- **Provided material**
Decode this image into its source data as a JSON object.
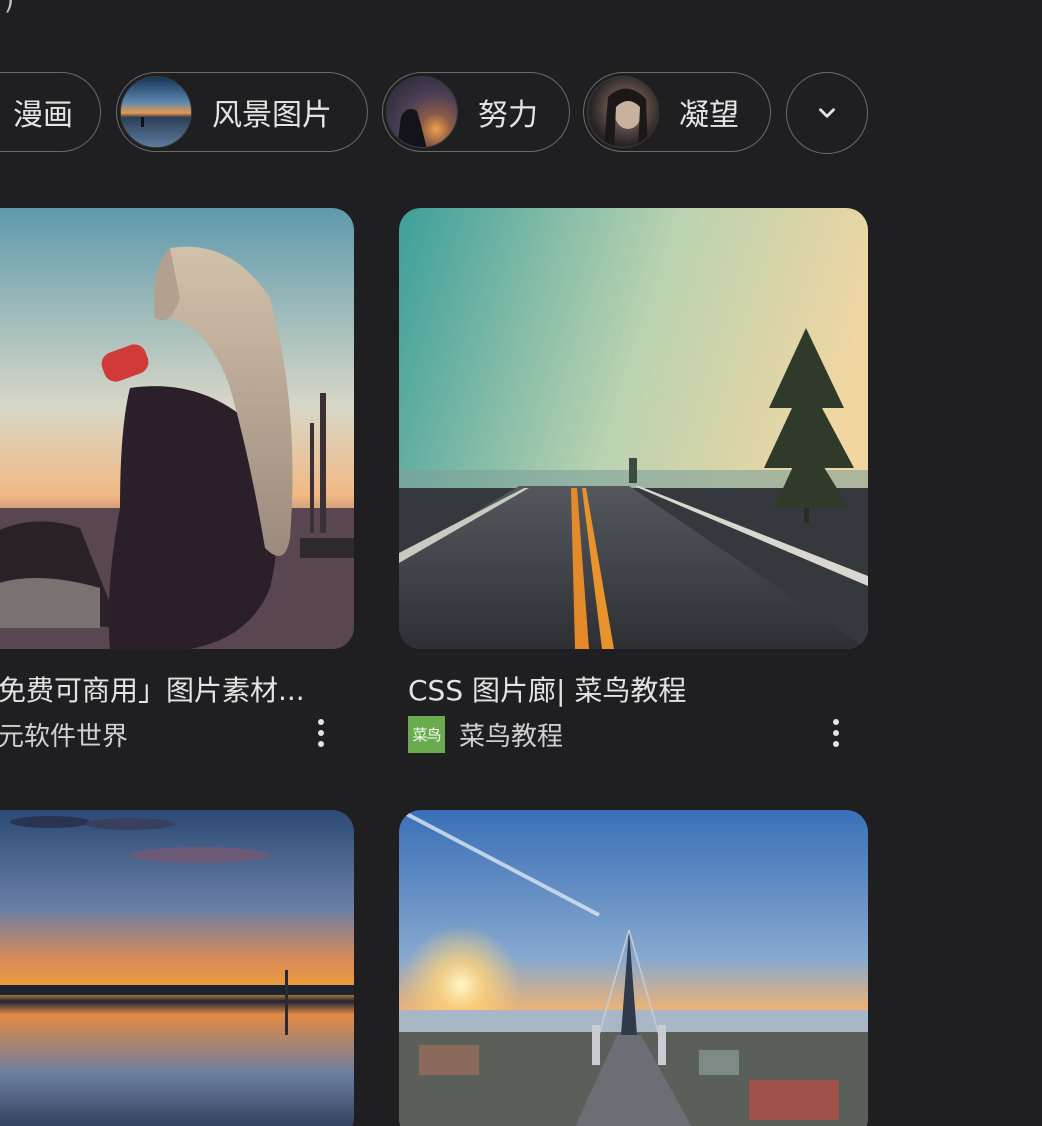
{
  "top_fragment": ")",
  "chips": [
    {
      "label": "漫画"
    },
    {
      "label": "风景图片",
      "thumb": "sunset-lake-thumbnail"
    },
    {
      "label": "努力",
      "thumb": "silhouette-sunset-thumbnail"
    },
    {
      "label": "凝望",
      "thumb": "portrait-girl-thumbnail"
    }
  ],
  "chips_more_icon": "chevron-down-icon",
  "results": [
    {
      "title": "免费可商用」图片素材...",
      "source": "元软件世界",
      "image": "girl-drinking-at-sunset",
      "menu_icon": "more-vert-icon"
    },
    {
      "title": "CSS 图片廊| 菜鸟教程",
      "source": "菜鸟教程",
      "favicon_text": "菜鸟",
      "favicon_color": "#6aab4e",
      "image": "foggy-road-with-tree",
      "menu_icon": "more-vert-icon"
    },
    {
      "image": "sunset-over-water"
    },
    {
      "image": "cable-stayed-bridge-city-sunset"
    }
  ],
  "colors": {
    "background": "#1f1f21",
    "text": "#e3e3e3",
    "chip_border": "#6b6b6b"
  }
}
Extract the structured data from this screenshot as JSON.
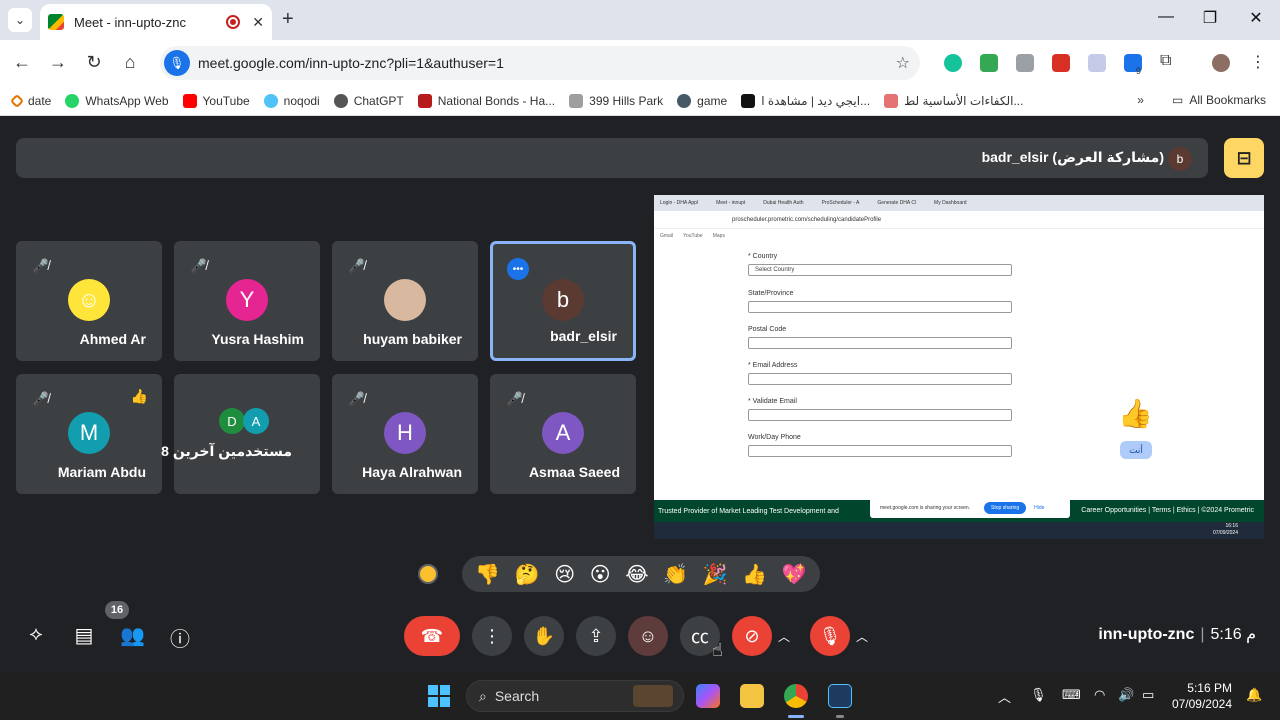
{
  "browser": {
    "tab_title": "Meet - inn-upto-znc",
    "url": "meet.google.com/inn-upto-znc?pli=1&authuser=1",
    "bookmarks": [
      "date",
      "WhatsApp Web",
      "YouTube",
      "noqodi",
      "ChatGPT",
      "National Bonds - Ha...",
      "399 Hills Park",
      "game",
      "ايجي ديد | مشاهدة ا...",
      "الكفاءات الأساسية لط..."
    ],
    "all_bookmarks": "All Bookmarks",
    "ext_badge": "9"
  },
  "presenter": {
    "label": "badr_elsir (مشاركة العرض)",
    "avatar_letter": "b"
  },
  "participants": [
    {
      "name": "Ahmed Ar",
      "letter": "",
      "color": "#ffe43a"
    },
    {
      "name": "Yusra Hashim",
      "letter": "Y",
      "color": "#e52592"
    },
    {
      "name": "huyam babiker",
      "letter": "",
      "color": "#d9b8a0"
    },
    {
      "name": "badr_elsir",
      "letter": "b",
      "color": "#5b3a32"
    },
    {
      "name": "Mariam Abdu",
      "letter": "M",
      "color": "#129eaf",
      "reaction": "👍"
    },
    {
      "name": "8 مستخدمين آخرين",
      "letters": [
        "D",
        "A"
      ],
      "colors": [
        "#1e8e3e",
        "#129eaf"
      ]
    },
    {
      "name": "Haya Alrahwan",
      "letter": "H",
      "color": "#7e57c2"
    },
    {
      "name": "Asmaa Saeed",
      "letter": "A",
      "color": "#7e57c2"
    }
  ],
  "shared_screen": {
    "tabs": [
      "Login - DHA Appl",
      "Meet - innupt",
      "Dubai Health Auth",
      "ProScheduler - A",
      "Generate DHA Cl",
      "My Dashboard"
    ],
    "url": "proscheduler.prometric.com/scheduling/candidateProfile",
    "bookmarks": [
      "Gmail",
      "YouTube",
      "Maps"
    ],
    "labels": {
      "country": "* Country",
      "country_select": "Select Country",
      "state": "State/Province",
      "postal": "Postal Code",
      "email": "* Email Address",
      "validate": "* Validate Email",
      "phone": "Work/Day Phone"
    },
    "footer_left": "Trusted Provider of Market Leading Test Development and",
    "footer_right": "Career Opportunities | Terms | Ethics | ©2024 Prometric",
    "share_notice": "meet.google.com is sharing your screen.",
    "stop_sharing": "Stop sharing",
    "hide": "Hide",
    "you_label": "أنت",
    "task_time": "16:16",
    "task_date": "07/09/2024"
  },
  "reactions": [
    "👎",
    "🤔",
    "😢",
    "😮",
    "😂",
    "👏",
    "🎉",
    "👍",
    "💖"
  ],
  "meeting": {
    "people_count": "16",
    "code": "inn-upto-znc",
    "time": "5:16 م"
  },
  "taskbar": {
    "search_label": "Search",
    "time": "5:16 PM",
    "date": "07/09/2024"
  }
}
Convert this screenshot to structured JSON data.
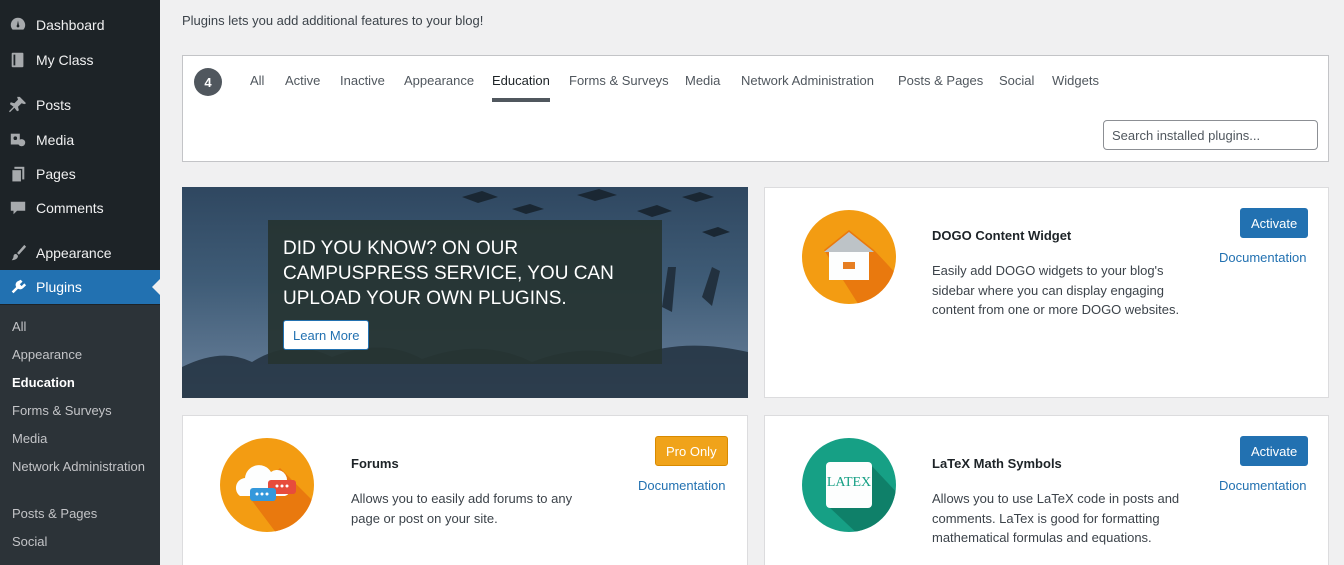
{
  "sidebar": {
    "menu": [
      {
        "label": "Dashboard",
        "icon": "dashboard-icon"
      },
      {
        "label": "My Class",
        "icon": "book-icon"
      },
      {
        "label": "Posts",
        "icon": "pin-icon"
      },
      {
        "label": "Media",
        "icon": "media-icon"
      },
      {
        "label": "Pages",
        "icon": "pages-icon"
      },
      {
        "label": "Comments",
        "icon": "comments-icon"
      },
      {
        "label": "Appearance",
        "icon": "brush-icon"
      },
      {
        "label": "Plugins",
        "icon": "plugin-icon"
      }
    ],
    "submenu": [
      "All",
      "Appearance",
      "Education",
      "Forms & Surveys",
      "Media",
      "Network Administration",
      "Posts & Pages",
      "Social"
    ]
  },
  "intro_text": "Plugins lets you add additional features to your blog!",
  "filter": {
    "count": "4",
    "tabs": [
      "All",
      "Active",
      "Inactive",
      "Appearance",
      "Education",
      "Forms & Surveys",
      "Media",
      "Network Administration",
      "Posts & Pages",
      "Social",
      "Widgets"
    ],
    "current_tab": "Education",
    "search_placeholder": "Search installed plugins..."
  },
  "banner": {
    "text": "DID YOU KNOW? ON OUR CAMPUSPRESS SERVICE, YOU CAN UPLOAD YOUR OWN PLUGINS.",
    "button": "Learn More"
  },
  "plugins": [
    {
      "name": "DOGO Content Widget",
      "description": "Easily add DOGO widgets to your blog's sidebar where you can display engaging content from one or more DOGO websites.",
      "action": "Activate",
      "doc": "Documentation",
      "icon": "house-icon"
    },
    {
      "name": "Forums",
      "description": "Allows you to easily add forums to any page or post on your site.",
      "action": "Pro Only",
      "doc": "Documentation",
      "icon": "cloud-chat-icon"
    },
    {
      "name": "LaTeX Math Symbols",
      "description": "Allows you to use LaTeX code in posts and comments. LaTex is good for formatting mathematical formulas and equations.",
      "action": "Activate",
      "doc": "Documentation",
      "icon": "latex-icon",
      "icon_text": "LATEX"
    }
  ],
  "colors": {
    "sidebar": "#1d2327",
    "accent": "#2271b1",
    "orange": "#f39c12",
    "teal": "#16a085",
    "pro": "#f0a31a"
  }
}
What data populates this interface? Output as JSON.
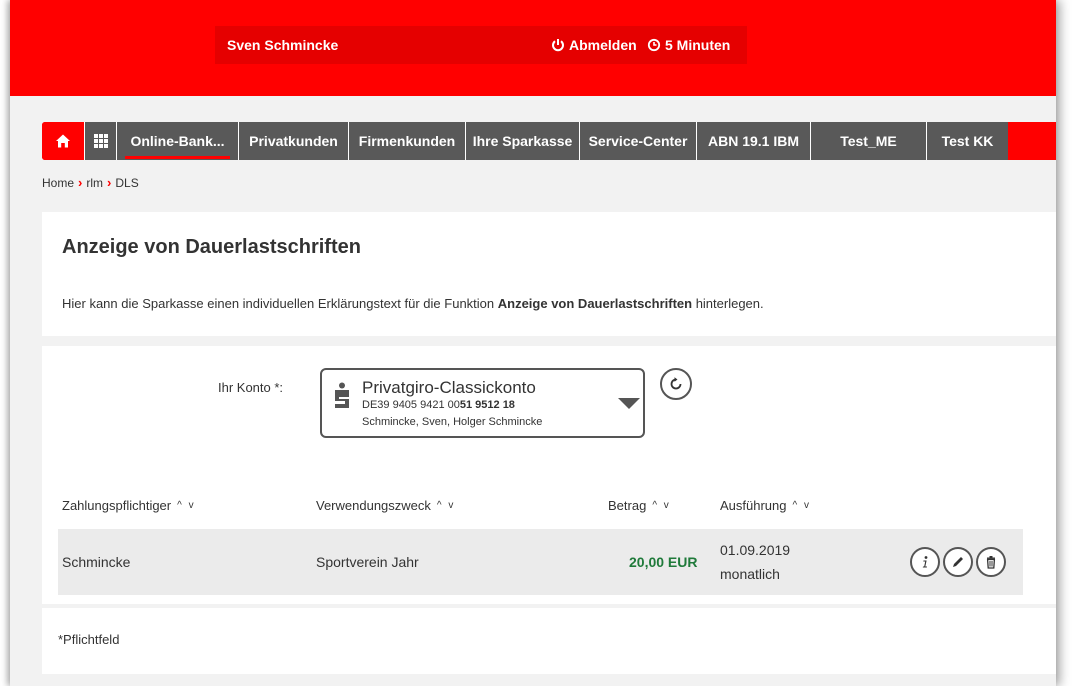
{
  "header": {
    "user_name": "Sven Schmincke",
    "logout_label": "Abmelden",
    "session_timer": "5 Minuten",
    "colors": {
      "brand_red": "#ff0000",
      "nav_gray": "#595959"
    }
  },
  "nav": {
    "home_icon": "home-icon",
    "apps_icon": "apps-grid-icon",
    "items": [
      {
        "label": "Online-Bank..."
      },
      {
        "label": "Privatkunden"
      },
      {
        "label": "Firmenkunden"
      },
      {
        "label": "Ihre Sparkasse"
      },
      {
        "label": "Service-Center"
      },
      {
        "label": "ABN 19.1 IBM"
      },
      {
        "label": "Test_ME"
      },
      {
        "label": "Test KK"
      }
    ]
  },
  "breadcrumb": [
    "Home",
    "rlm",
    "DLS"
  ],
  "intro": {
    "title": "Anzeige von Dauerlastschriften",
    "desc_before": "Hier kann die Sparkasse einen individuellen Erklärungstext für die Funktion ",
    "desc_bold": "Anzeige von Dauerlastschriften",
    "desc_after": " hinterlegen."
  },
  "konto": {
    "label": "Ihr Konto *:",
    "name": "Privatgiro-Classickonto",
    "iban_prefix": "DE39 9405 9421 00",
    "iban_bold": "51 9512 18",
    "owner": "Schmincke, Sven, Holger Schmincke"
  },
  "table": {
    "headers": [
      "Zahlungspflichtiger",
      "Verwendungszweck",
      "Betrag",
      "Ausführung"
    ],
    "sort_glyphs": "^ v",
    "rows": [
      {
        "payer": "Schmincke",
        "purpose": "Sportverein Jahr",
        "amount": "20,00 EUR",
        "date": "01.09.2019",
        "interval": "monatlich"
      }
    ]
  },
  "footer": {
    "required_note": "*Pflichtfeld"
  }
}
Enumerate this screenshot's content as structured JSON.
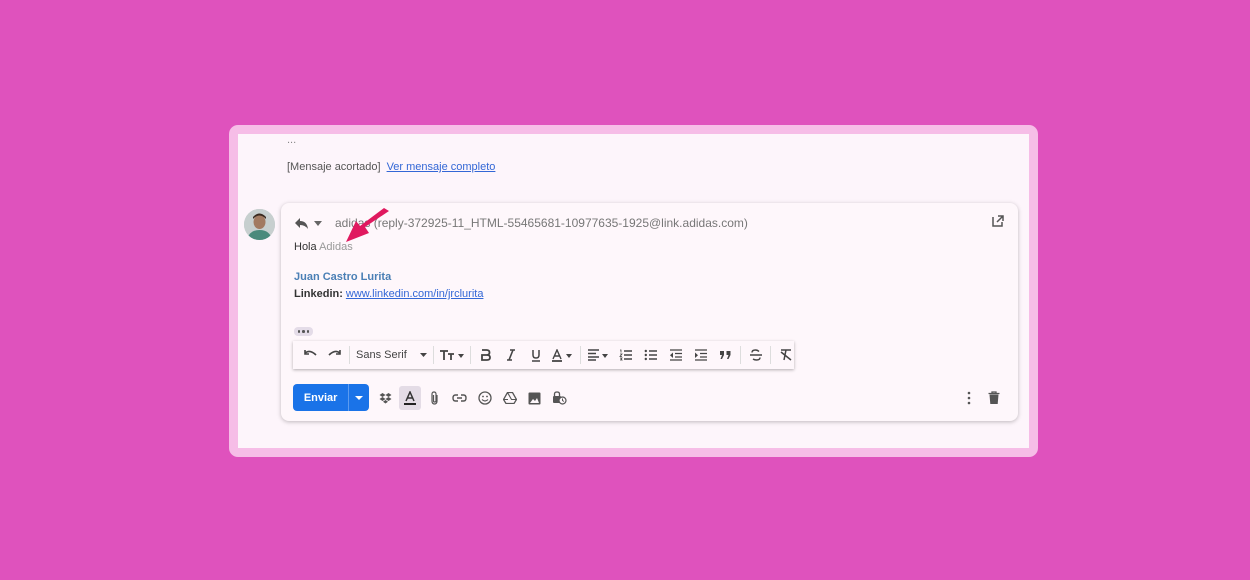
{
  "thread": {
    "ellipsis": "...",
    "trimmed_label": "[Mensaje acortado]",
    "view_full_link": "Ver mensaje completo"
  },
  "compose": {
    "recipient": "adidas (reply-372925-11_HTML-55465681-10977635-1925@link.adidas.com)",
    "greeting": "Hola",
    "greeting_name": "Adidas",
    "signature_name": "Juan Castro Lurita",
    "linkedin_label": "Linkedin:",
    "linkedin_url": "www.linkedin.com/in/jrclurita"
  },
  "toolbar": {
    "font_family": "Sans Serif",
    "icons": [
      "undo-icon",
      "redo-icon",
      "font-size-icon",
      "bold-icon",
      "italic-icon",
      "underline-icon",
      "text-color-icon",
      "align-icon",
      "numbered-list-icon",
      "bulleted-list-icon",
      "indent-less-icon",
      "indent-more-icon",
      "quote-icon",
      "strikethrough-icon",
      "remove-formatting-icon"
    ]
  },
  "bottom_bar": {
    "send_label": "Enviar",
    "icons": [
      "dropbox-icon",
      "formatting-options-icon",
      "attach-icon",
      "link-icon",
      "emoji-icon",
      "drive-icon",
      "photo-icon",
      "confidential-mode-icon",
      "more-options-icon",
      "trash-icon"
    ]
  },
  "colors": {
    "background": "#df52bd",
    "frame": "#f6bde7",
    "send_button": "#1a73e8",
    "link": "#3367d6",
    "annotation_arrow": "#e0195f"
  }
}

- **Directions for this task**
State the number of lines in this listing that contain the string "screenshot", and add nothing else.

- **Exercise output**
3